* _THE PROBLEM_
Pictures don't belong in the copy; print all the records exactly.

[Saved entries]
+ + + +

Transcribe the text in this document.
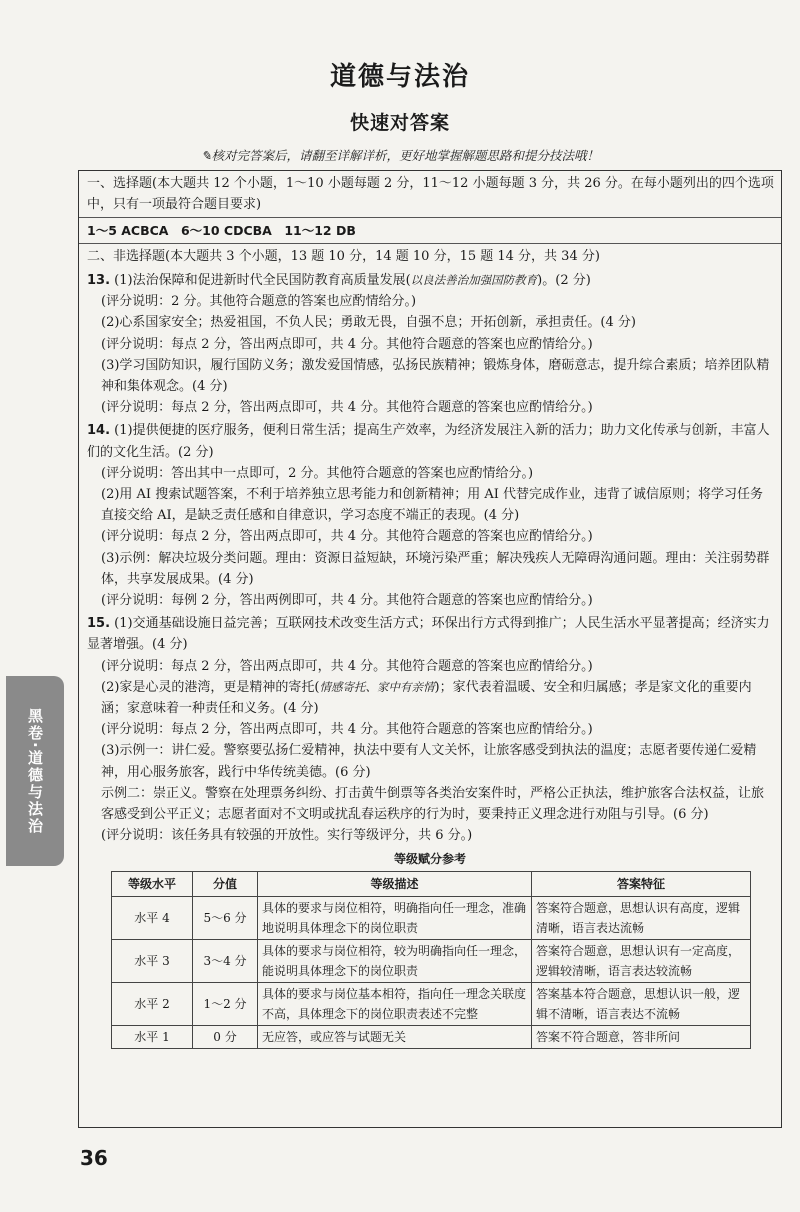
道德与法治
快速对答案
✎核对完答案后，请翻至详解详析，更好地掌握解题思路和提分技法哦！
一、选择题(本大题共 12 个小题，1～10 小题每题 2 分，11～12 小题每题 3 分，共 26 分。在每小题列出的四个选项中，只有一项最符合题目要求)
1～5 ACBCA　6～10 CDCBA　11～12 DB
二、非选择题(本大题共 3 个小题，13 题 10 分，14 题 10 分，15 题 14 分，共 34 分)
13. (1)法治保障和促进新时代全民国防教育高质量发展(以良法善治加强国防教育)。(2 分)
(评分说明：2 分。其他符合题意的答案也应酌情给分。)
(2)心系国家安全；热爱祖国，不负人民；勇敢无畏，自强不息；开拓创新，承担责任。(4 分)
(评分说明：每点 2 分，答出两点即可，共 4 分。其他符合题意的答案也应酌情给分。)
(3)学习国防知识，履行国防义务；激发爱国情感，弘扬民族精神；锻炼身体，磨砺意志，提升综合素质；培养团队精神和集体观念。(4 分)
(评分说明：每点 2 分，答出两点即可，共 4 分。其他符合题意的答案也应酌情给分。)
14. (1)提供便捷的医疗服务，便利日常生活；提高生产效率，为经济发展注入新的活力；助力文化传承与创新，丰富人们的文化生活。(2 分)
(评分说明：答出其中一点即可，2 分。其他符合题意的答案也应酌情给分。)
(2)用 AI 搜索试题答案，不利于培养独立思考能力和创新精神；用 AI 代替完成作业，违背了诚信原则；将学习任务直接交给 AI，是缺乏责任感和自律意识，学习态度不端正的表现。(4 分)
(评分说明：每点 2 分，答出两点即可，共 4 分。其他符合题意的答案也应酌情给分。)
(3)示例：解决垃圾分类问题。理由：资源日益短缺，环境污染严重；解决残疾人无障碍沟通问题。理由：关注弱势群体，共享发展成果。(4 分)
(评分说明：每例 2 分，答出两例即可，共 4 分。其他符合题意的答案也应酌情给分。)
15. (1)交通基础设施日益完善；互联网技术改变生活方式；环保出行方式得到推广；人民生活水平显著提高；经济实力显著增强。(4 分)
(评分说明：每点 2 分，答出两点即可，共 4 分。其他符合题意的答案也应酌情给分。)
(2)家是心灵的港湾，更是精神的寄托(情感寄托、家中有亲情)；家代表着温暖、安全和归属感；孝是家文化的重要内涵；家意味着一种责任和义务。(4 分)
(评分说明：每点 2 分，答出两点即可，共 4 分。其他符合题意的答案也应酌情给分。)
(3)示例一：讲仁爱。警察要弘扬仁爱精神，执法中要有人文关怀，让旅客感受到执法的温度；志愿者要传递仁爱精神，用心服务旅客，践行中华传统美德。(6 分)
示例二：崇正义。警察在处理票务纠纷、打击黄牛倒票等各类治安案件时，严格公正执法，维护旅客合法权益，让旅客感受到公平正义；志愿者面对不文明或扰乱春运秩序的行为时，要秉持正义理念进行劝阻与引导。(6 分)
(评分说明：该任务具有较强的开放性。实行等级评分，共 6 分。)
等级赋分参考
等级水平	分值	等级描述	答案特征
水平 4	5～6 分	具体的要求与岗位相符，明确指向任一理念，准确地说明具体理念下的岗位职责	答案符合题意，思想认识有高度，逻辑清晰，语言表达流畅
水平 3	3～4 分	具体的要求与岗位相符，较为明确指向任一理念，能说明具体理念下的岗位职责	答案符合题意，思想认识有一定高度，逻辑较清晰，语言表达较流畅
水平 2	1～2 分	具体的要求与岗位基本相符，指向任一理念关联度不高，具体理念下的岗位职责表述不完整	答案基本符合题意，思想认识一般，逻辑不清晰，语言表达不流畅
水平 1	0 分	无应答，或应答与试题无关	答案不符合题意，答非所问
黑卷·道德与法治
36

+ + + +

* _WRITTEN ANSWER_
Transcribe the text in this document.
道德与法治
快速对答案
✎核对完答案后，请翻至详解详析，更好地掌握解题思路和提分技法哦！
一、选择题(本大题共 12 个小题，1～10 小题每题 2 分，11～12 小题每题 3 分，共 26 分。在每小题列出的四个选项中，只有一项最符合题目要求)
1～5 ACBCA　6～10 CDCBA　11～12 DB
二、非选择题(本大题共 3 个小题，13 题 10 分，14 题 10 分，15 题 14 分，共 34 分)
13. (1)法治保障和促进新时代全民国防教育高质量发展(以良法善治加强国防教育)。(2 分)
(评分说明：2 分。其他符合题意的答案也应酌情给分。)
(2)心系国家安全；热爱祖国，不负人民；勇敢无畏，自强不息；开拓创新，承担责任。(4 分)
(评分说明：每点 2 分，答出两点即可，共 4 分。其他符合题意的答案也应酌情给分。)
(3)学习国防知识，履行国防义务；激发爱国情感，弘扬民族精神；锻炼身体，磨砺意志，提升综合素质；培养团队精神和集体观念。(4 分)
(评分说明：每点 2 分，答出两点即可，共 4 分。其他符合题意的答案也应酌情给分。)
14. (1)提供便捷的医疗服务，便利日常生活；提高生产效率，为经济发展注入新的活力；助力文化传承与创新，丰富人们的文化生活。(2 分)
(评分说明：答出其中一点即可，2 分。其他符合题意的答案也应酌情给分。)
(2)用 AI 搜索试题答案，不利于培养独立思考能力和创新精神；用 AI 代替完成作业，违背了诚信原则；将学习任务直接交给 AI，是缺乏责任感和自律意识，学习态度不端正的表现。(4 分)
(评分说明：每点 2 分，答出两点即可，共 4 分。其他符合题意的答案也应酌情给分。)
(3)示例：解决垃圾分类问题。理由：资源日益短缺，环境污染严重；解决残疾人无障碍沟通问题。理由：关注弱势群体，共享发展成果。(4 分)
(评分说明：每例 2 分，答出两例即可，共 4 分。其他符合题意的答案也应酌情给分。)
15. (1)交通基础设施日益完善；互联网技术改变生活方式；环保出行方式得到推广；人民生活水平显著提高；经济实力显著增强。(4 分)
(评分说明：每点 2 分，答出两点即可，共 4 分。其他符合题意的答案也应酌情给分。)
(2)家是心灵的港湾，更是精神的寄托(情感寄托、家中有亲情)；家代表着温暖、安全和归属感；孝是家文化的重要内涵；家意味着一种责任和义务。(4 分)
(评分说明：每点 2 分，答出两点即可，共 4 分。其他符合题意的答案也应酌情给分。)
(3)示例一：讲仁爱。警察要弘扬仁爱精神，执法中要有人文关怀，让旅客感受到执法的温度；志愿者要传递仁爱精神，用心服务旅客，践行中华传统美德。(6 分)
示例二：崇正义。警察在处理票务纠纷、打击黄牛倒票等各类治安案件时，严格公正执法，维护旅客合法权益，让旅客感受到公平正义；志愿者面对不文明或扰乱春运秩序的行为时，要秉持正义理念进行劝阻与引导。(6 分)
(评分说明：该任务具有较强的开放性。实行等级评分，共 6 分。)
等级赋分参考
等级水平	分值	等级描述	答案特征
水平 4	5～6 分	具体的要求与岗位相符，明确指向任一理念，准确地说明具体理念下的岗位职责	答案符合题意，思想认识有高度，逻辑清晰，语言表达流畅
水平 3	3～4 分	具体的要求与岗位相符，较为明确指向任一理念，能说明具体理念下的岗位职责	答案符合题意，思想认识有一定高度，逻辑较清晰，语言表达较流畅
水平 2	1～2 分	具体的要求与岗位基本相符，指向任一理念关联度不高，具体理念下的岗位职责表述不完整	答案基本符合题意，思想认识一般，逻辑不清晰，语言表达不流畅
水平 1	0 分	无应答，或应答与试题无关	答案不符合题意，答非所问
黑卷·道德与法治
36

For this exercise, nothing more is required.